▶ [Records supplied]
'''

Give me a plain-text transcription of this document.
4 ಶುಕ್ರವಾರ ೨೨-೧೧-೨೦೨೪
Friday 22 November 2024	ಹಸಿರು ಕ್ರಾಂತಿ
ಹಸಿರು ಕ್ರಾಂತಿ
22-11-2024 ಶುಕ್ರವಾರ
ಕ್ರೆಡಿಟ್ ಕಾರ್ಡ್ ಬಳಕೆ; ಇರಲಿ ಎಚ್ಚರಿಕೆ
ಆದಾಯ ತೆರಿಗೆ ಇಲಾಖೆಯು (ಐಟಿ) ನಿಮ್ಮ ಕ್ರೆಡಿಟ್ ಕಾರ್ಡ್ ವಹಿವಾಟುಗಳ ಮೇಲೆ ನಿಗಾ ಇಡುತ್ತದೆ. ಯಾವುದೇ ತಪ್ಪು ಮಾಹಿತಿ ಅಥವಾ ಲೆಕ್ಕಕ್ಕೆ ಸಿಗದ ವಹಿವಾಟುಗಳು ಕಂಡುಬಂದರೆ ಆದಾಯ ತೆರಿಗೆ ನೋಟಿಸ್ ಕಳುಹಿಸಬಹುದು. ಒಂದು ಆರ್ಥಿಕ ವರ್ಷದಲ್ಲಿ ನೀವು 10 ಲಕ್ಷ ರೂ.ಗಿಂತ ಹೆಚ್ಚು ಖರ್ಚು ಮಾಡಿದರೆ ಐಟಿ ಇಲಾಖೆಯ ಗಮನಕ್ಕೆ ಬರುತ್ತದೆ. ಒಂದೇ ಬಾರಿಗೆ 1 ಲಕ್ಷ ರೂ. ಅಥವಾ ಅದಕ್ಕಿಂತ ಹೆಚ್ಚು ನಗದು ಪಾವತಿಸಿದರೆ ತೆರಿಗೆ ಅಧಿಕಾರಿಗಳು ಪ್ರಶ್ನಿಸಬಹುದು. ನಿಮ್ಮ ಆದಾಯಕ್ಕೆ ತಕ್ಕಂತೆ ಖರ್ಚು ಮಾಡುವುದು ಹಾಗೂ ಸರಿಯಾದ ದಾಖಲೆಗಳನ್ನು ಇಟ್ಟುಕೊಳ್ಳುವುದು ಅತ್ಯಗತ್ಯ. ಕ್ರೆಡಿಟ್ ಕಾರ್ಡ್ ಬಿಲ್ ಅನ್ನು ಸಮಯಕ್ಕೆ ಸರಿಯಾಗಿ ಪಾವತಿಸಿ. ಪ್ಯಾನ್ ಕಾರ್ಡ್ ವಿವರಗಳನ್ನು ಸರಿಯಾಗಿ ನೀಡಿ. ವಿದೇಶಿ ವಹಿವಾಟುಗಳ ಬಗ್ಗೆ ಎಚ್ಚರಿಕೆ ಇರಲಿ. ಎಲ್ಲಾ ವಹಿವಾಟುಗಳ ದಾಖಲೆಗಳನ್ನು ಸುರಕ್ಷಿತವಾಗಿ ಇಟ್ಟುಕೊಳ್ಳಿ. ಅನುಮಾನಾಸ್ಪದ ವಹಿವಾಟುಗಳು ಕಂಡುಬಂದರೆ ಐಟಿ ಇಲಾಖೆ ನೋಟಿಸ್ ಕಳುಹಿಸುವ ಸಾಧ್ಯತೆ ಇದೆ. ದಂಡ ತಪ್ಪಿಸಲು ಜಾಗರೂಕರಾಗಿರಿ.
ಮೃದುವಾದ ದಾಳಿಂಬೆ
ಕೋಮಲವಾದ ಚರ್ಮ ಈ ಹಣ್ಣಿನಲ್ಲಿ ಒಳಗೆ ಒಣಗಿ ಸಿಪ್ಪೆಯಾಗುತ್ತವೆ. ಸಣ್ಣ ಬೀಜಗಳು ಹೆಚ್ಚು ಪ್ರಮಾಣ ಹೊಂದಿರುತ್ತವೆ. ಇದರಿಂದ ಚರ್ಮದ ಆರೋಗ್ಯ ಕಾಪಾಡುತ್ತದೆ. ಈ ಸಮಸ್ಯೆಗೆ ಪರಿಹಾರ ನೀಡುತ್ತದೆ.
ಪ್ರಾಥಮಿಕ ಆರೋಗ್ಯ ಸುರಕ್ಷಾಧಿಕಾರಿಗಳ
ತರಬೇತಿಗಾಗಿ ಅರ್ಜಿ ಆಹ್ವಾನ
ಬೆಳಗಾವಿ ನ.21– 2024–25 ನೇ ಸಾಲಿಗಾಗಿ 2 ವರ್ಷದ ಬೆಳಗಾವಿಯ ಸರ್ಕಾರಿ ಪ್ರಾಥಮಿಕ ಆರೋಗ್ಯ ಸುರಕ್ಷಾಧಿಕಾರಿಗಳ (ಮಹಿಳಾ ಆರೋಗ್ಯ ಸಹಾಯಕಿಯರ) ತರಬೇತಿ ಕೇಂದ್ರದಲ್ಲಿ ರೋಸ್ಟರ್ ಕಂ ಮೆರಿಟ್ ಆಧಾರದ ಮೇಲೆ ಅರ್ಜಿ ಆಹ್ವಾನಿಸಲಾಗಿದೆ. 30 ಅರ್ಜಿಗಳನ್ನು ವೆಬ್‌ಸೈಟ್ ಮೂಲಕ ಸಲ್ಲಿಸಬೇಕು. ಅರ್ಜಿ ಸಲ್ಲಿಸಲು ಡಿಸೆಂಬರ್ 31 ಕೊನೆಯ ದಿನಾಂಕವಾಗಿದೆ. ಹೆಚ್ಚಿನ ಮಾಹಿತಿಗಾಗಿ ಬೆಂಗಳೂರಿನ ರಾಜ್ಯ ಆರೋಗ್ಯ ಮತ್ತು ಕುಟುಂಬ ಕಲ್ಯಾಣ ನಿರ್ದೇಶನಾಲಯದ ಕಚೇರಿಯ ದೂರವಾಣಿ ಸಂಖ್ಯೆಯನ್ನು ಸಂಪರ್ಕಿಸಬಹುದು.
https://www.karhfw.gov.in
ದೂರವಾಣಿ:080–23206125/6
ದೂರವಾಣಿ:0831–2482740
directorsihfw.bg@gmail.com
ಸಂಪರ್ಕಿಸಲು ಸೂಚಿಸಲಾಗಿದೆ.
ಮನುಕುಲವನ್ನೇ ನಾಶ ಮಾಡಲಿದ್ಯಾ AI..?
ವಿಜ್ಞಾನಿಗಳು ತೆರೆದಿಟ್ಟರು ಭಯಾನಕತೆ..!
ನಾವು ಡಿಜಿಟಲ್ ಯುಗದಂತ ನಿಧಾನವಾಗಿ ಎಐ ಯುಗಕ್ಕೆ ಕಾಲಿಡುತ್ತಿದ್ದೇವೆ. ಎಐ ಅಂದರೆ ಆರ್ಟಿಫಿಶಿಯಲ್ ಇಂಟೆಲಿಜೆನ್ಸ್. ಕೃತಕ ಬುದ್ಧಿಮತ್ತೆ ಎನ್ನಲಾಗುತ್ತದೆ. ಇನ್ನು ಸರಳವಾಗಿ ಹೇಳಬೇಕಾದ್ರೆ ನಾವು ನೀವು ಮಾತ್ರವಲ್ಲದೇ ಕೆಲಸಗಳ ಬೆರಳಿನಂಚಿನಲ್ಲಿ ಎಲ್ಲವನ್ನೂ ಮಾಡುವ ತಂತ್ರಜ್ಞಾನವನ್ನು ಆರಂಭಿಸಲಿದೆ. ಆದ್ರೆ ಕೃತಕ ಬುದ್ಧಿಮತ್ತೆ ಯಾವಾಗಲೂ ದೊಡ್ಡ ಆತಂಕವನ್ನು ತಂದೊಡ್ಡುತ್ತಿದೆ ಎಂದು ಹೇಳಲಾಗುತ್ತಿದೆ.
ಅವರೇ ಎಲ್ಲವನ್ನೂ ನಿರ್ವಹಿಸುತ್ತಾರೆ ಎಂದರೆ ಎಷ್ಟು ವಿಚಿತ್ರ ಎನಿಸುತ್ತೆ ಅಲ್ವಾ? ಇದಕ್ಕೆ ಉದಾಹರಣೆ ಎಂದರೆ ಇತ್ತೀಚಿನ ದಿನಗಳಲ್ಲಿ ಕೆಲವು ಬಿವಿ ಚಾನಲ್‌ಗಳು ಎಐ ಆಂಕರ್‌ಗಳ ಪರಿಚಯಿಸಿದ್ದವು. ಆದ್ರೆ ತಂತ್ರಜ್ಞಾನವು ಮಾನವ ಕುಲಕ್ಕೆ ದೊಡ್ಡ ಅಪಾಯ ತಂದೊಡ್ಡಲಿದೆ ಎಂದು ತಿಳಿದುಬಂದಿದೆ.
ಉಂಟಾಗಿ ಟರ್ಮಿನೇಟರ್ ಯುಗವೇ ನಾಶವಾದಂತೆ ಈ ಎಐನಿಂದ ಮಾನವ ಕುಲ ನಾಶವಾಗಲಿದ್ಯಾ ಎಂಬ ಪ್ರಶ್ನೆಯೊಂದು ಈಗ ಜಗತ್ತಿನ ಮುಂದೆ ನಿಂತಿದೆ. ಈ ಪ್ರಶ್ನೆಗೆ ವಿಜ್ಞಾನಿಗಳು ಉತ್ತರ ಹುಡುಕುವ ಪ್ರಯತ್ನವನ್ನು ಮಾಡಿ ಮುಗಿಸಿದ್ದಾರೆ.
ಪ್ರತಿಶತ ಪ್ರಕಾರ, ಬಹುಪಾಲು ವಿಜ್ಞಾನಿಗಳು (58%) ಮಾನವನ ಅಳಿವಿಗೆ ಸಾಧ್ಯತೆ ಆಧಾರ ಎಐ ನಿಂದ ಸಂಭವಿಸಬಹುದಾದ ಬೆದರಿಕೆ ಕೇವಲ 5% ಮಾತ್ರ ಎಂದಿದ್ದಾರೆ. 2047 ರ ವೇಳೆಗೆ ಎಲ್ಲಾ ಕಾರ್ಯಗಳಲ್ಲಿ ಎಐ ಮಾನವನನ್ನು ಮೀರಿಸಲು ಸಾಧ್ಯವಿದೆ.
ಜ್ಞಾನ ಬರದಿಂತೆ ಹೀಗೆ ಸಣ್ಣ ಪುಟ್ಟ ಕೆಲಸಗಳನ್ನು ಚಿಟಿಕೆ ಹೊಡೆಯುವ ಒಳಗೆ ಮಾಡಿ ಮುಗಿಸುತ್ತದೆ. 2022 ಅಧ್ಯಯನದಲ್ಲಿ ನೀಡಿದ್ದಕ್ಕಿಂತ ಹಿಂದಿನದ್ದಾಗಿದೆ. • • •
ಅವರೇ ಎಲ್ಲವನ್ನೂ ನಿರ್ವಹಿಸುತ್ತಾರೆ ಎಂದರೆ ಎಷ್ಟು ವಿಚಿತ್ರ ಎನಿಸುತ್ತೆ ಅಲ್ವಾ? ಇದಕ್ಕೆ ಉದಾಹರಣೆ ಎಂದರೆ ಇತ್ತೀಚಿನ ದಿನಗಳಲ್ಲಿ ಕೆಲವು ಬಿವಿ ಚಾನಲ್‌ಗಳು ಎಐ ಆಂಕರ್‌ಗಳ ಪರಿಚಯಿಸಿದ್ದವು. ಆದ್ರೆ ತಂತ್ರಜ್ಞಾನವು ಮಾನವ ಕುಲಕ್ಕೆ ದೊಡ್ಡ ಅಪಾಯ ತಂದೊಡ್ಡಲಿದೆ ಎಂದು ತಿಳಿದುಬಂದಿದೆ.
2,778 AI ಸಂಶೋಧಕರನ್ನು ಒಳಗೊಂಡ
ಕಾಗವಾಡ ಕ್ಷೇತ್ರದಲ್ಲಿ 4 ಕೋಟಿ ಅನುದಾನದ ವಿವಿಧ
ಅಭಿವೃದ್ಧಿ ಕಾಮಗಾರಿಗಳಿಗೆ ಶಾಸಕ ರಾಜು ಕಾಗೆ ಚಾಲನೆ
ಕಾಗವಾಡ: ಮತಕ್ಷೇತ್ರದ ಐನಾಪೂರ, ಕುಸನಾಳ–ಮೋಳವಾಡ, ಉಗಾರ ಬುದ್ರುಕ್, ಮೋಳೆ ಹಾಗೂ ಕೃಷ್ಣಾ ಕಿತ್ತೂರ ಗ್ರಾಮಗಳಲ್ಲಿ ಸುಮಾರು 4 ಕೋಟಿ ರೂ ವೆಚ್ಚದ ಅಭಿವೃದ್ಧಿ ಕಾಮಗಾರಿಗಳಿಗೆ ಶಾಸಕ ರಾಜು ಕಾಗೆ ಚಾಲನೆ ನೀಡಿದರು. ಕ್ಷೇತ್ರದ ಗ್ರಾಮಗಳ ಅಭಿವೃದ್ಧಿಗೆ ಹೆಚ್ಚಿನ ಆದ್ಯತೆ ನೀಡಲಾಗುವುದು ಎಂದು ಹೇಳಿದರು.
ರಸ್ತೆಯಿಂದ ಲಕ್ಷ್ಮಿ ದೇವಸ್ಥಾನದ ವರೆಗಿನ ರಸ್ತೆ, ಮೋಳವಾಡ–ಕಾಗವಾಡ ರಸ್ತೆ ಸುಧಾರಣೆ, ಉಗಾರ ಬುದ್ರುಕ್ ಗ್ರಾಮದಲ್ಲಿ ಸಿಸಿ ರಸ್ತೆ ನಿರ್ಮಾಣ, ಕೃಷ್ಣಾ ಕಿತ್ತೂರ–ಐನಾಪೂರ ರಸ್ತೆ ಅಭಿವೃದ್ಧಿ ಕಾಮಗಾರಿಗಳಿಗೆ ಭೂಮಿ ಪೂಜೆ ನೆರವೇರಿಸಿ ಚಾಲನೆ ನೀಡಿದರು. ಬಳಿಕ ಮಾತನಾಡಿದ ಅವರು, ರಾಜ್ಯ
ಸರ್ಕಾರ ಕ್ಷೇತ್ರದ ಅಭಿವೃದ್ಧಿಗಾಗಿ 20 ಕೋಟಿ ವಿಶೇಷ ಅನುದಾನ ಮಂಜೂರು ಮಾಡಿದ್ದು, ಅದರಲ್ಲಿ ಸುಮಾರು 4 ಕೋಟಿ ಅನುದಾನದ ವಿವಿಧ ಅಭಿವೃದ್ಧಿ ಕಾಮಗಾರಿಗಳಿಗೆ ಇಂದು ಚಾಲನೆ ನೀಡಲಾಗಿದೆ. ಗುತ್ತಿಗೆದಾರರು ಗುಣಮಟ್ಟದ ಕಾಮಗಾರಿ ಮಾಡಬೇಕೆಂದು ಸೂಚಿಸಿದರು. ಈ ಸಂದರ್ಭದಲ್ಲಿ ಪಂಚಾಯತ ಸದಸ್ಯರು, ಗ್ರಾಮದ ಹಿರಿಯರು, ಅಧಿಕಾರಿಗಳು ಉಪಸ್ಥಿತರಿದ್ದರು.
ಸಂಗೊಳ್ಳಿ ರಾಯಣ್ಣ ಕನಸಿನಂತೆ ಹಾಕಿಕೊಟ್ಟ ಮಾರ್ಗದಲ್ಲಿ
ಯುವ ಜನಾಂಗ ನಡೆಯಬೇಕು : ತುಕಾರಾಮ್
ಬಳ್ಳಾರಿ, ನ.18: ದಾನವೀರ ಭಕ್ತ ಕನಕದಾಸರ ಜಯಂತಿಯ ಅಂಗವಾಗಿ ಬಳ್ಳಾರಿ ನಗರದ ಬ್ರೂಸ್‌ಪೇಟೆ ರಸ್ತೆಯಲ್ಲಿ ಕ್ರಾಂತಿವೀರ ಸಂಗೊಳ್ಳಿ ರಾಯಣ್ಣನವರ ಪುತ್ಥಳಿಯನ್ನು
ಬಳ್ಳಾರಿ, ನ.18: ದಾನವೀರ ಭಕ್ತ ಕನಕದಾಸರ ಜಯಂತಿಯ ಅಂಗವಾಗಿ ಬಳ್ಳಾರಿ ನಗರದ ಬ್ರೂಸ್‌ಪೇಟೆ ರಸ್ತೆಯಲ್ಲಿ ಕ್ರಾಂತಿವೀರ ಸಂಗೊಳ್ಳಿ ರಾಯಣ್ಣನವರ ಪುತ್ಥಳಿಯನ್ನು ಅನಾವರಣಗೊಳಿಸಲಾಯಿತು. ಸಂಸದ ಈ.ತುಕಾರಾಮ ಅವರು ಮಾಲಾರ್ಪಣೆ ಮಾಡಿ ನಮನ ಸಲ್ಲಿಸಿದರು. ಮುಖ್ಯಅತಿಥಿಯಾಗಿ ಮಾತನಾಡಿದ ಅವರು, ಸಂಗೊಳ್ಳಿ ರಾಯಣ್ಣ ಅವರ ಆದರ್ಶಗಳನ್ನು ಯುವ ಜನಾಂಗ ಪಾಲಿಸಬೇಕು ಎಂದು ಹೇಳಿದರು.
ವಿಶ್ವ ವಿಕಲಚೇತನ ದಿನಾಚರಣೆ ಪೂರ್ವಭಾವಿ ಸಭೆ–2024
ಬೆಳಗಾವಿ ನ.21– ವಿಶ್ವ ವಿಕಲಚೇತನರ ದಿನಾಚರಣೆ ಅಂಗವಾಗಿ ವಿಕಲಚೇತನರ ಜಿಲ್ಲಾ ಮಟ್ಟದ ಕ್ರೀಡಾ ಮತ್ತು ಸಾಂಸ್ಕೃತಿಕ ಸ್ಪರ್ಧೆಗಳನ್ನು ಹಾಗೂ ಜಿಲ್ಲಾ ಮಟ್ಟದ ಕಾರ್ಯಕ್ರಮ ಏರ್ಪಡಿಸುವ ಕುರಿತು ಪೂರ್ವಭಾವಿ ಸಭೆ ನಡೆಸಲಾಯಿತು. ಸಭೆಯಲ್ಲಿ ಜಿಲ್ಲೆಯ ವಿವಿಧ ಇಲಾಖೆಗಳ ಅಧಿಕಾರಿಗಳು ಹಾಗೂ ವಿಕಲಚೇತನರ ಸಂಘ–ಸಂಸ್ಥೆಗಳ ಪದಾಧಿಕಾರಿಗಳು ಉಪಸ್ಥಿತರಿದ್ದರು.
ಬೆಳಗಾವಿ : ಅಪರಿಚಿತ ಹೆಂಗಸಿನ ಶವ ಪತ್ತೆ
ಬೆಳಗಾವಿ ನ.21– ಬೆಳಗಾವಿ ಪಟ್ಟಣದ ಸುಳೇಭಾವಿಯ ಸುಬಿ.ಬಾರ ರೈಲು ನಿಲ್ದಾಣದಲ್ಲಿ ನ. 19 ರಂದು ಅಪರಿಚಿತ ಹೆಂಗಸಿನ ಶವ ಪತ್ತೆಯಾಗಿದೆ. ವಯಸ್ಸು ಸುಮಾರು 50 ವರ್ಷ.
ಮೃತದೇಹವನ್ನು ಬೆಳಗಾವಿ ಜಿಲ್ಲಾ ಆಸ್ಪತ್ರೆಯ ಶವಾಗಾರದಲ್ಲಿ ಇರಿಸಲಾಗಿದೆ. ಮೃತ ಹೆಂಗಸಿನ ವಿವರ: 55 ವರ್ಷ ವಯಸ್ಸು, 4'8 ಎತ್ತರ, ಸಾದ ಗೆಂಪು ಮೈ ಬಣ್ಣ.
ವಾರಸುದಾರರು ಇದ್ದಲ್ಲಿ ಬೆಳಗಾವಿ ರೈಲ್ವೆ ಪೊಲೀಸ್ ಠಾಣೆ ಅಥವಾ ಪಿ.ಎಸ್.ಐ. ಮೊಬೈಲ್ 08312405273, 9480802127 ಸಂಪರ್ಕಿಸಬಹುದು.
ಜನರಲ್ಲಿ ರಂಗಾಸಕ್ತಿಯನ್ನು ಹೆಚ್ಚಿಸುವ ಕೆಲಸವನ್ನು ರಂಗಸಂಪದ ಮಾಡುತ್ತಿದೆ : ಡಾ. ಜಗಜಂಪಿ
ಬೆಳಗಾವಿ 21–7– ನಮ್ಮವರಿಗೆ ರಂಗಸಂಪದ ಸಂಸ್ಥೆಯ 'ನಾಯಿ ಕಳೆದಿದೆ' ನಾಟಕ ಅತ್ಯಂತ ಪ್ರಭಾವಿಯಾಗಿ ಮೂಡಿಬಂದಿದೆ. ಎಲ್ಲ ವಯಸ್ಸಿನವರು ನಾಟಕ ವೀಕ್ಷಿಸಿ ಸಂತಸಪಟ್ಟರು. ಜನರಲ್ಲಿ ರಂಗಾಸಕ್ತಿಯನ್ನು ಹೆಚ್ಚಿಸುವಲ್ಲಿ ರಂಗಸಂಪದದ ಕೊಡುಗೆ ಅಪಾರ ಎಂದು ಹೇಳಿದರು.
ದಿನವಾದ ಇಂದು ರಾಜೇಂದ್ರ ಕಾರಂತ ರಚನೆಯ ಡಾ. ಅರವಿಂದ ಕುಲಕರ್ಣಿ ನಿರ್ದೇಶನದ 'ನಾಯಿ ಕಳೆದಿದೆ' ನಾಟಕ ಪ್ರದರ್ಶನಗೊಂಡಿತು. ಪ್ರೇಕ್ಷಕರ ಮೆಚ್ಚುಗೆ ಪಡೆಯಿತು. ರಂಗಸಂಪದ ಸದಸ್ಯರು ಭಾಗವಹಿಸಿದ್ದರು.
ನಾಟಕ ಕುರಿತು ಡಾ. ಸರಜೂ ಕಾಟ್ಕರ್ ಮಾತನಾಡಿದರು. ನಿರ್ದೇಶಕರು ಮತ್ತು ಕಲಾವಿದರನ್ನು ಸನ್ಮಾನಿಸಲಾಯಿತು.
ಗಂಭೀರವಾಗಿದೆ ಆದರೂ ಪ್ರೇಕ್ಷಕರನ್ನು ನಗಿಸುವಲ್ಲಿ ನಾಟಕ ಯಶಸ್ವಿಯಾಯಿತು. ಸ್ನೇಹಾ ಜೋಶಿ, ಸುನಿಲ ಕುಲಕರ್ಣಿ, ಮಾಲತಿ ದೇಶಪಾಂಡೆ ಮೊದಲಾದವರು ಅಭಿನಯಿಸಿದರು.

'''

▶ [Problem statement] Copy all lines of the material above where the string "ಣನವರ" occurs.

▶ [Completed exercise]
ಬಳ್ಳಾರಿ, ನ.18: ದಾನವೀರ ಭಕ್ತ ಕನಕದಾಸರ ಜಯಂತಿಯ ಅಂಗವಾಗಿ ಬಳ್ಳಾರಿ ನಗರದ ಬ್ರೂಸ್‌ಪೇಟೆ ರಸ್ತೆಯಲ್ಲಿ ಕ್ರಾಂತಿವೀರ ಸಂಗೊಳ್ಳಿ ರಾಯಣ್ಣನವರ ಪುತ್ಥಳಿಯನ್ನು
ಬಳ್ಳಾರಿ, ನ.18: ದಾನವೀರ ಭಕ್ತ ಕನಕದಾಸರ ಜಯಂತಿಯ ಅಂಗವಾಗಿ ಬಳ್ಳಾರಿ ನಗರದ ಬ್ರೂಸ್‌ಪೇಟೆ ರಸ್ತೆಯಲ್ಲಿ ಕ್ರಾಂತಿವೀರ ಸಂಗೊಳ್ಳಿ ರಾಯಣ್ಣನವರ ಪುತ್ಥಳಿಯನ್ನು ಅನಾವರಣಗೊಳಿಸಲಾಯಿತು. ಸಂಸದ ಈ.ತುಕಾರಾಮ ಅವರು ಮಾಲಾರ್ಪಣೆ ಮಾಡಿ ನಮನ ಸಲ್ಲಿಸಿದರು. ಮುಖ್ಯಅತಿಥಿಯಾಗಿ ಮಾತನಾಡಿದ ಅವರು, ಸಂಗೊಳ್ಳಿ ರಾಯಣ್ಣ ಅವರ ಆದರ್ಶಗಳನ್ನು ಯುವ ಜನಾಂಗ ಪಾಲಿಸಬೇಕು ಎಂದು ಹೇಳಿದರು.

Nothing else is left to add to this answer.